• Aim of the task: Pull out every line below containing the word "Galveston".

== Records for this task

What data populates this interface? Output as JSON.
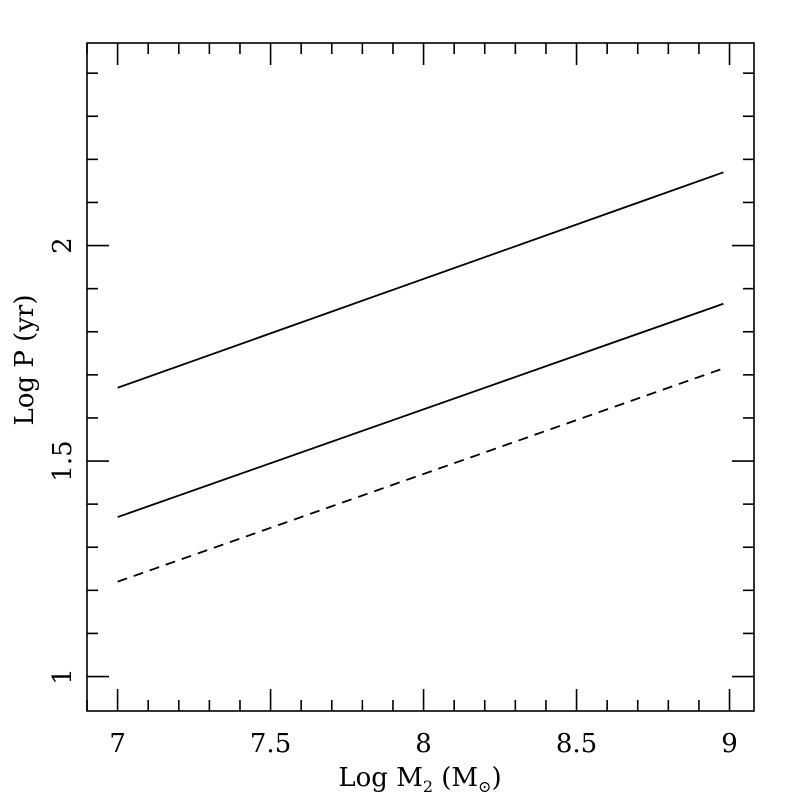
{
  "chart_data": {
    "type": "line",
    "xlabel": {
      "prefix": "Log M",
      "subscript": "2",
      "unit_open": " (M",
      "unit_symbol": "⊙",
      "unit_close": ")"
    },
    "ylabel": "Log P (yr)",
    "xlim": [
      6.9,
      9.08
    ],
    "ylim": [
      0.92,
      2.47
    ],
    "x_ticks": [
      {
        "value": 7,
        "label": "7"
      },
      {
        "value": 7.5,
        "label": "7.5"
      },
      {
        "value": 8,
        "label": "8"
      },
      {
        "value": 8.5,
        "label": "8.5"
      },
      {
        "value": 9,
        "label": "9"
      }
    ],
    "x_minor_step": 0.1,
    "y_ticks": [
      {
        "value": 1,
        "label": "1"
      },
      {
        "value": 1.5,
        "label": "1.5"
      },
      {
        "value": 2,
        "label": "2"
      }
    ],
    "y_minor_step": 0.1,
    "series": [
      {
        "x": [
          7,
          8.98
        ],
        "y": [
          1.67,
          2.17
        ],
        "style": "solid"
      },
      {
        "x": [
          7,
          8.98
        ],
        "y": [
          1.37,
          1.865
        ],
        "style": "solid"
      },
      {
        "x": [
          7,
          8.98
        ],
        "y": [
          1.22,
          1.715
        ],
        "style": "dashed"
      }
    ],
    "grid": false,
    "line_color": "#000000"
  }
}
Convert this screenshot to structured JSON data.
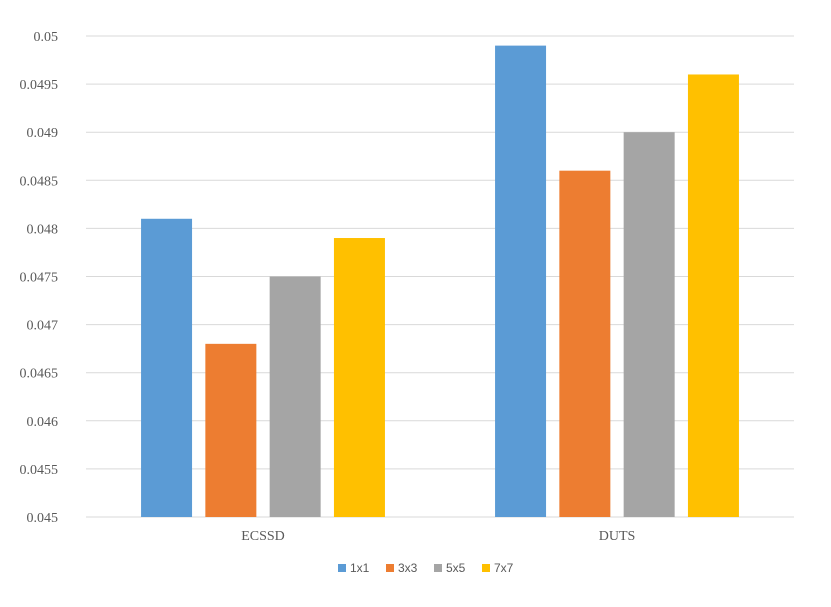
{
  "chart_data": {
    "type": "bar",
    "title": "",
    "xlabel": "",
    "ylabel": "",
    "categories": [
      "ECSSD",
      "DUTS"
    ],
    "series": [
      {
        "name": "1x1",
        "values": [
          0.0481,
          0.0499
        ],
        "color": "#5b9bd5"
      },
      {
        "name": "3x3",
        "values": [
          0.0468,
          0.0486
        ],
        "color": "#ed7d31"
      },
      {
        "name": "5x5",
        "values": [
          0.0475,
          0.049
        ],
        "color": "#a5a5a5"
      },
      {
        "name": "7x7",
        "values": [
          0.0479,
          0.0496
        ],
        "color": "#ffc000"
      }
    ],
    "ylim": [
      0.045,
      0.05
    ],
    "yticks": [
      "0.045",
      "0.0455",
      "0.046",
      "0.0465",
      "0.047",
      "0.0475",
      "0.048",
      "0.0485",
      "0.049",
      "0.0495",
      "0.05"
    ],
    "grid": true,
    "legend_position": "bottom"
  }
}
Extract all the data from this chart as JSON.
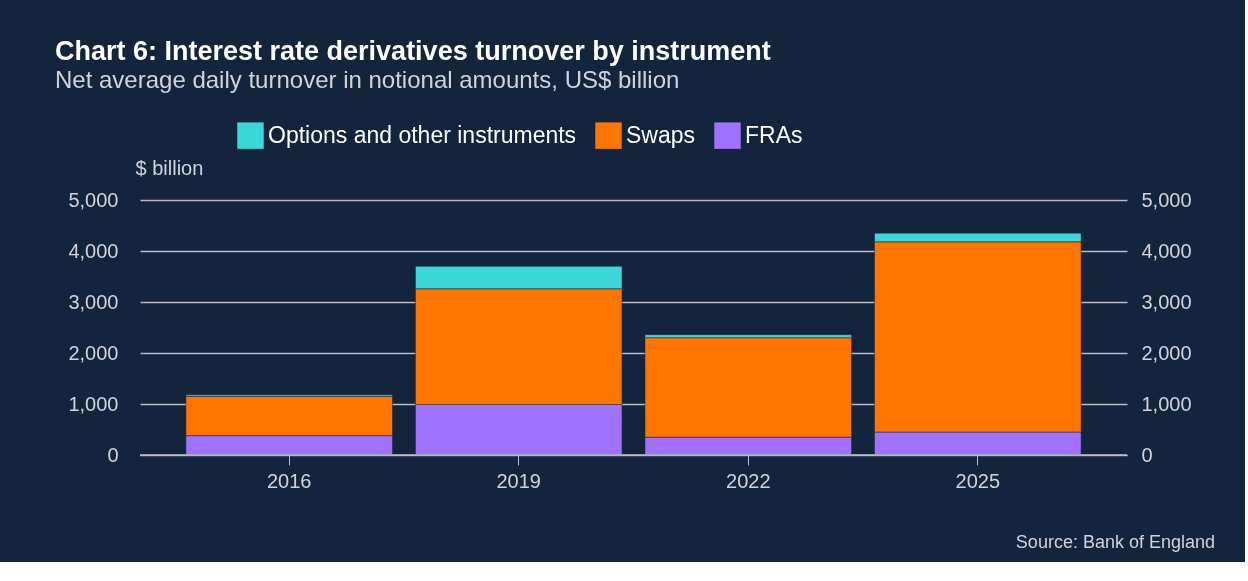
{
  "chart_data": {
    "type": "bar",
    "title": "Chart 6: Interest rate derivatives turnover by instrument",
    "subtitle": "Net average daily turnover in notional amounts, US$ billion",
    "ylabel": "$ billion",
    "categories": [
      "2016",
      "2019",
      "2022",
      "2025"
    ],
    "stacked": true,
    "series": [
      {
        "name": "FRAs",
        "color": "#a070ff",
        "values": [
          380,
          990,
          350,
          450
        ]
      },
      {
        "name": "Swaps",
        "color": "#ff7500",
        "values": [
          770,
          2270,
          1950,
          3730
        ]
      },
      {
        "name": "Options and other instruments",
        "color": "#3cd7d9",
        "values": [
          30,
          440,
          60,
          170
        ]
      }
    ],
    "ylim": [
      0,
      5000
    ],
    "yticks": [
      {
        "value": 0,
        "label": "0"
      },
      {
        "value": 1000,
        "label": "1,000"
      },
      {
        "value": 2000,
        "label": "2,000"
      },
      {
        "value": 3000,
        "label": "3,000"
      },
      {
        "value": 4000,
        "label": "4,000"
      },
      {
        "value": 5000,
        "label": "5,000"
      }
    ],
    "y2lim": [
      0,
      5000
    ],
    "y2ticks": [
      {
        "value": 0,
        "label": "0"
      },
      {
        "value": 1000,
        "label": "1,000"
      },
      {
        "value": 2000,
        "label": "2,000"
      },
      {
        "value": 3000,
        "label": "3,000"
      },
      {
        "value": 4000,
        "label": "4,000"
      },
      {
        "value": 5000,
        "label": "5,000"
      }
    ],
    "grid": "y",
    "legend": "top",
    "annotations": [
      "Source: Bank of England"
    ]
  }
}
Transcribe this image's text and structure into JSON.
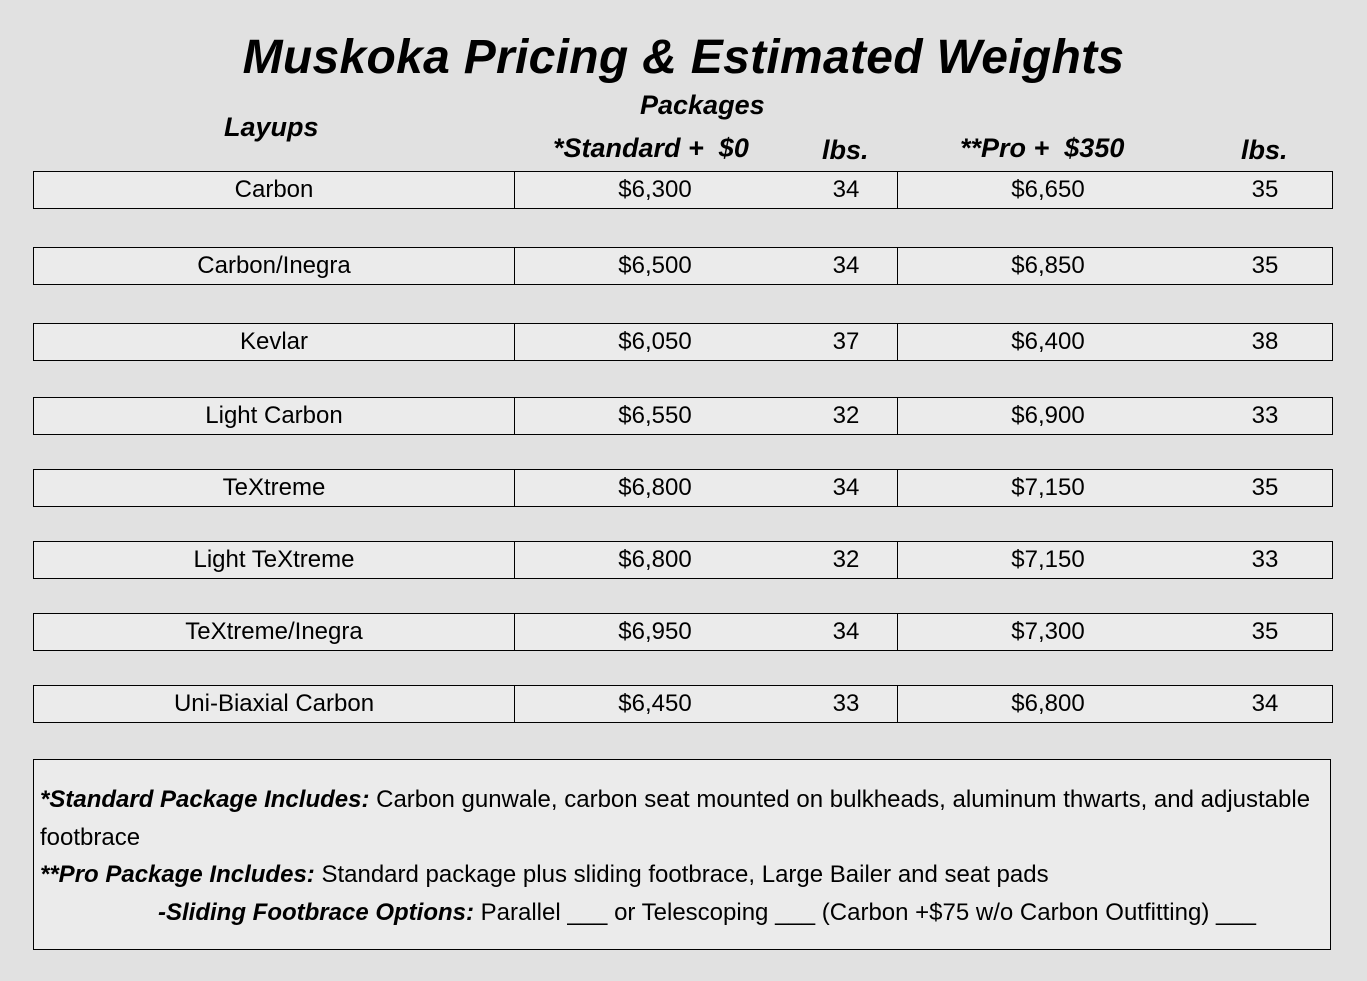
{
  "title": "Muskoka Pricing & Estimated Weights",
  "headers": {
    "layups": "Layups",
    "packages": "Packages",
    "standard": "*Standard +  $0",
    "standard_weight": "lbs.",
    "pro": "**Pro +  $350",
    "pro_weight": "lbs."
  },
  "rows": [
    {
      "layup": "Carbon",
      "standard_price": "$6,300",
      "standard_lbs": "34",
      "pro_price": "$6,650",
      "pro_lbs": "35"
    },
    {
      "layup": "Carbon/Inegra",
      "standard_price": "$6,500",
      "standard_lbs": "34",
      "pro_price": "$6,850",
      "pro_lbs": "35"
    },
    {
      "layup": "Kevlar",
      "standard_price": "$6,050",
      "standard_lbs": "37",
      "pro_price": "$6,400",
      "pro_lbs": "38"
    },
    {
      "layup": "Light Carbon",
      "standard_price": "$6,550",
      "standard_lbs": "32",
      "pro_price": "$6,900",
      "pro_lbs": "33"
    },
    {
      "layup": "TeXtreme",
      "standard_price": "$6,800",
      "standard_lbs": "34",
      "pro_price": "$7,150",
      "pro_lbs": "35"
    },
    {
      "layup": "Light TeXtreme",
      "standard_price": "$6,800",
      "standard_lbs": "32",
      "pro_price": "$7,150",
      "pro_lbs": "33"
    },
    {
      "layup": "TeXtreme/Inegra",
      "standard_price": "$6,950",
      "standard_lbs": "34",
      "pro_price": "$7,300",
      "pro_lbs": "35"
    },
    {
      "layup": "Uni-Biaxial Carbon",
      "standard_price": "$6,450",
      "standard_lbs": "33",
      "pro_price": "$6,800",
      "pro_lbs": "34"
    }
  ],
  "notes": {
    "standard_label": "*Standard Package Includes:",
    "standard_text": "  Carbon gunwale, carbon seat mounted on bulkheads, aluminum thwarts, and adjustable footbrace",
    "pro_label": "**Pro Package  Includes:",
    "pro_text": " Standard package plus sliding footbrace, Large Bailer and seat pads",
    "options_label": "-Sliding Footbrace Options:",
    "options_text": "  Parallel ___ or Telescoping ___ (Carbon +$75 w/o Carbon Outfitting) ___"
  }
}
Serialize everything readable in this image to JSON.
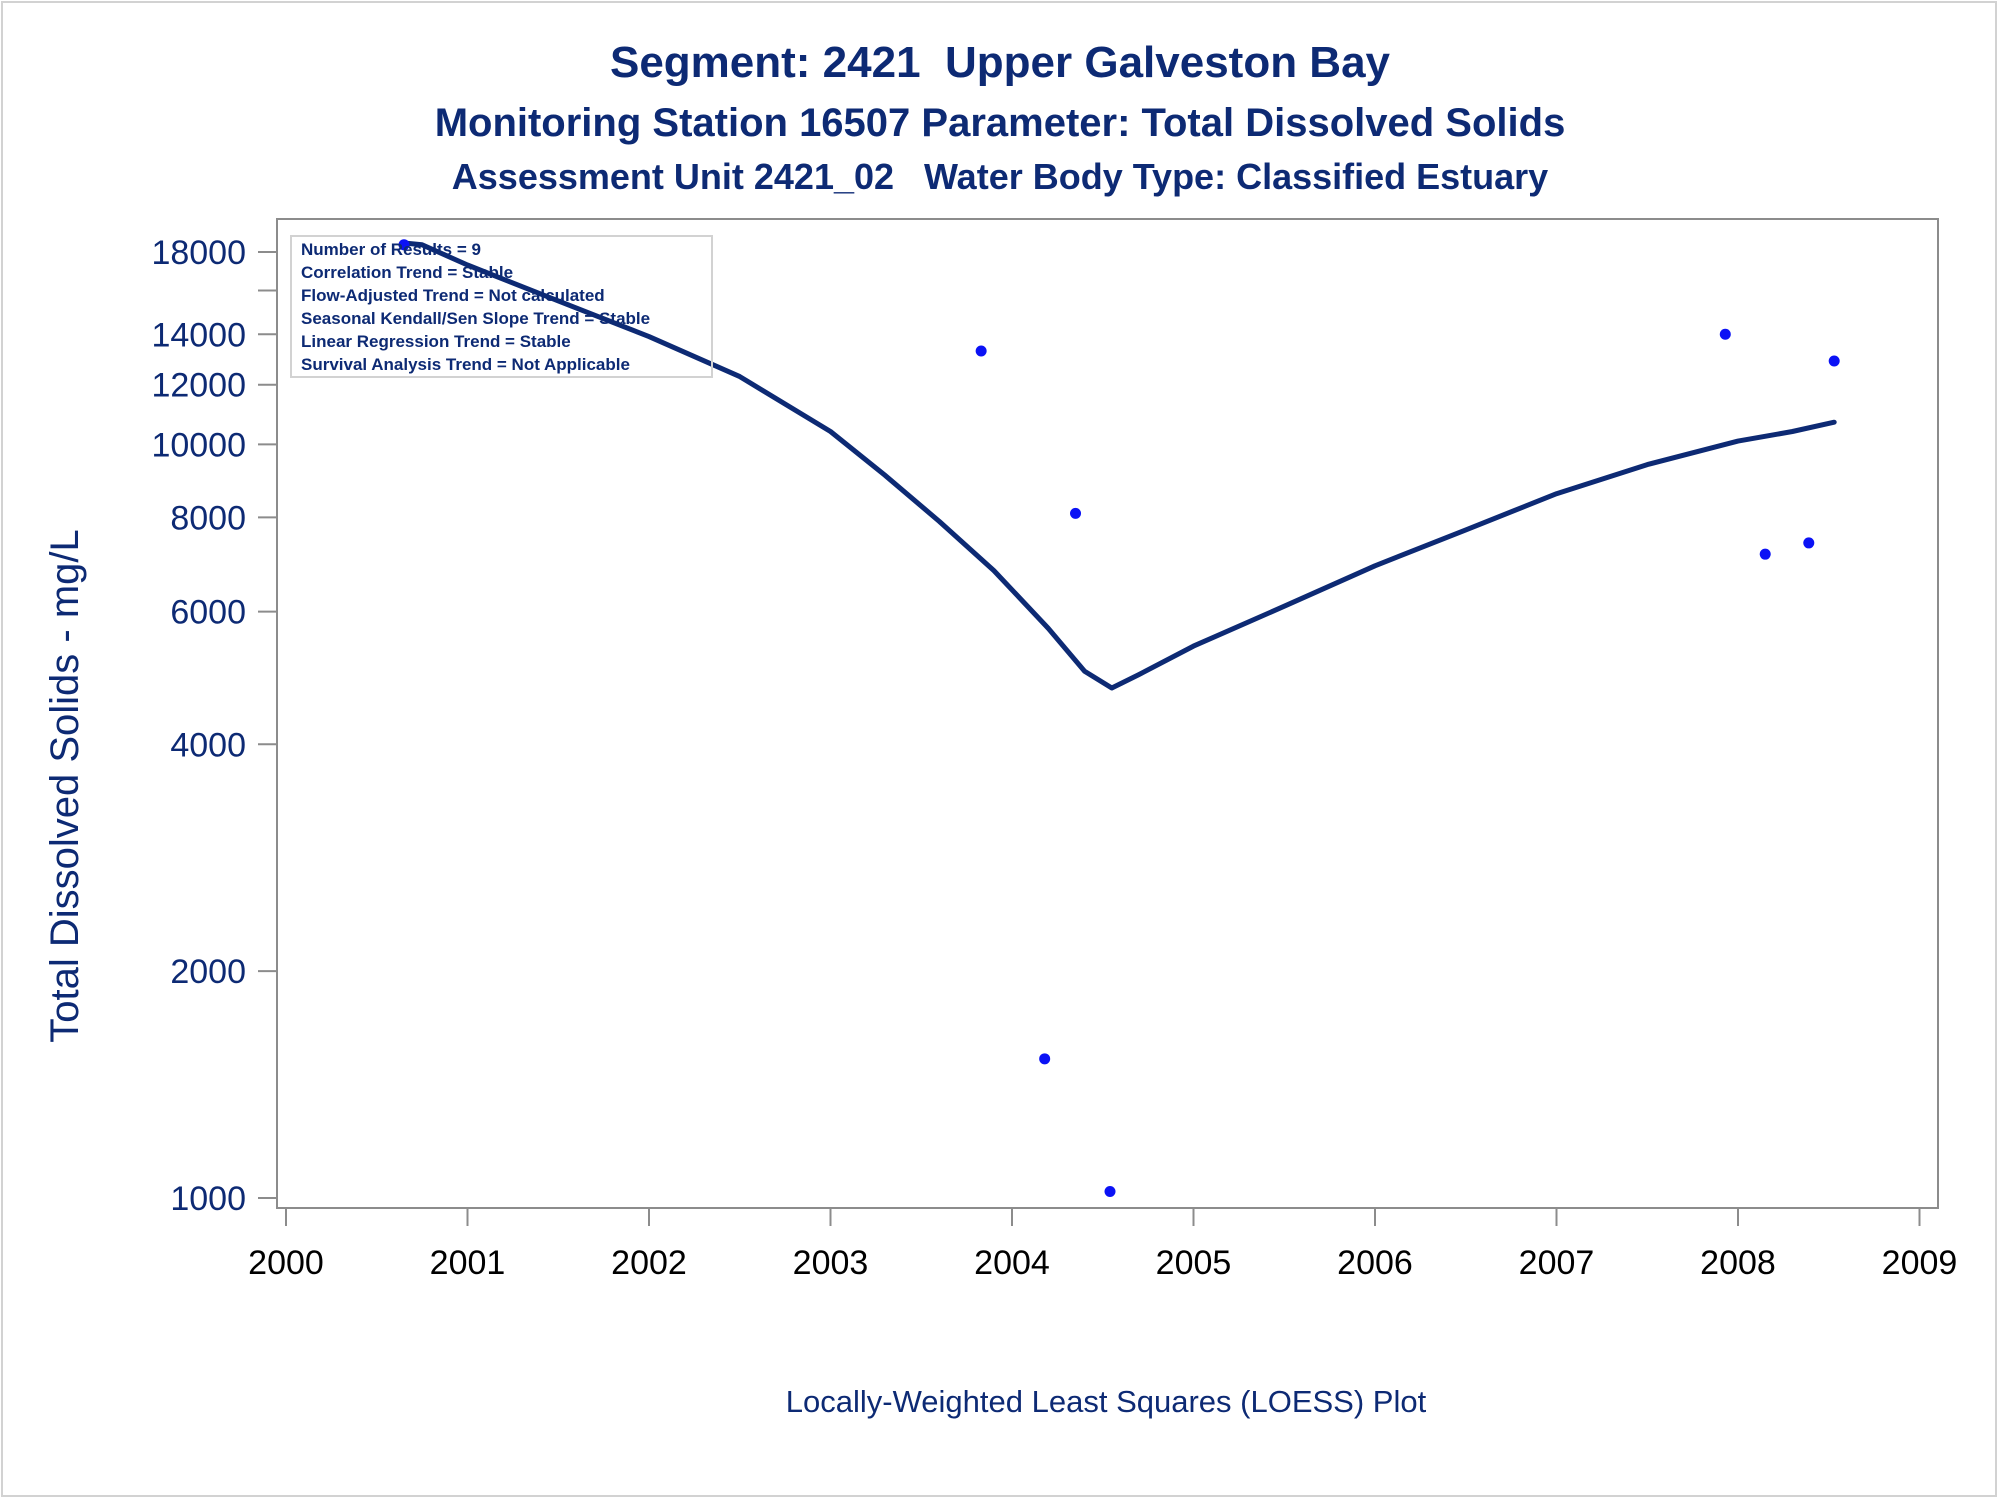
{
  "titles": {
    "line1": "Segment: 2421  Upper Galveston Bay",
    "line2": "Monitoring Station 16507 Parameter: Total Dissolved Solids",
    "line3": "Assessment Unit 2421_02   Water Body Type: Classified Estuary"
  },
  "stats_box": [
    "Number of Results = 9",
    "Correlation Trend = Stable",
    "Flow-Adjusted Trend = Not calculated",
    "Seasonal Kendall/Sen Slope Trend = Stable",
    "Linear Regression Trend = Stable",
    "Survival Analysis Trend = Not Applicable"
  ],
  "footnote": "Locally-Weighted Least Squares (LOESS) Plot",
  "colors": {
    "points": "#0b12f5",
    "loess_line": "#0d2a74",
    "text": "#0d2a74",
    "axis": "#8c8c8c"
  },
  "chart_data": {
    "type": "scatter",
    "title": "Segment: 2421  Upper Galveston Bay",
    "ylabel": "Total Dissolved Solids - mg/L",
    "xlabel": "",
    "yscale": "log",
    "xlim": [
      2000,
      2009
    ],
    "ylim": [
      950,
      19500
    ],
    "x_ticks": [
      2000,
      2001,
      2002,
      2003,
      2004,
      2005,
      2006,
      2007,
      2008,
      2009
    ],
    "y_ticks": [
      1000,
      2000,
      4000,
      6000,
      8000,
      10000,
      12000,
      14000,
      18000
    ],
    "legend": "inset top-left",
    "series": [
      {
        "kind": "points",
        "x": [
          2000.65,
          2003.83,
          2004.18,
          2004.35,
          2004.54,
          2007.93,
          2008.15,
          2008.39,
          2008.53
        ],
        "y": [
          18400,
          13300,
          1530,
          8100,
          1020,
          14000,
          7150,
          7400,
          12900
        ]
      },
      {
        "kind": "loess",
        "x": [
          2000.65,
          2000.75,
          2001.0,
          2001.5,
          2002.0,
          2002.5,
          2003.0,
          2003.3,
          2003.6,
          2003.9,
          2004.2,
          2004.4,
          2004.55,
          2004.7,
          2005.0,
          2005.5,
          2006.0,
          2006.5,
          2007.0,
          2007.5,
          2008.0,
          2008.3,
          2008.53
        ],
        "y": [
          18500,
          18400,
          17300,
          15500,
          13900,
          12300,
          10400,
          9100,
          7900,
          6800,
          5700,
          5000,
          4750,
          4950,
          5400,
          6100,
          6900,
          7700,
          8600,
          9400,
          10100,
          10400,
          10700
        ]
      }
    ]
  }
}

====

• Result of the task:
    "line1": "Segment: 2421  Upper Galveston Bay",
    "title": "Segment: 2421  Upper Galveston Bay",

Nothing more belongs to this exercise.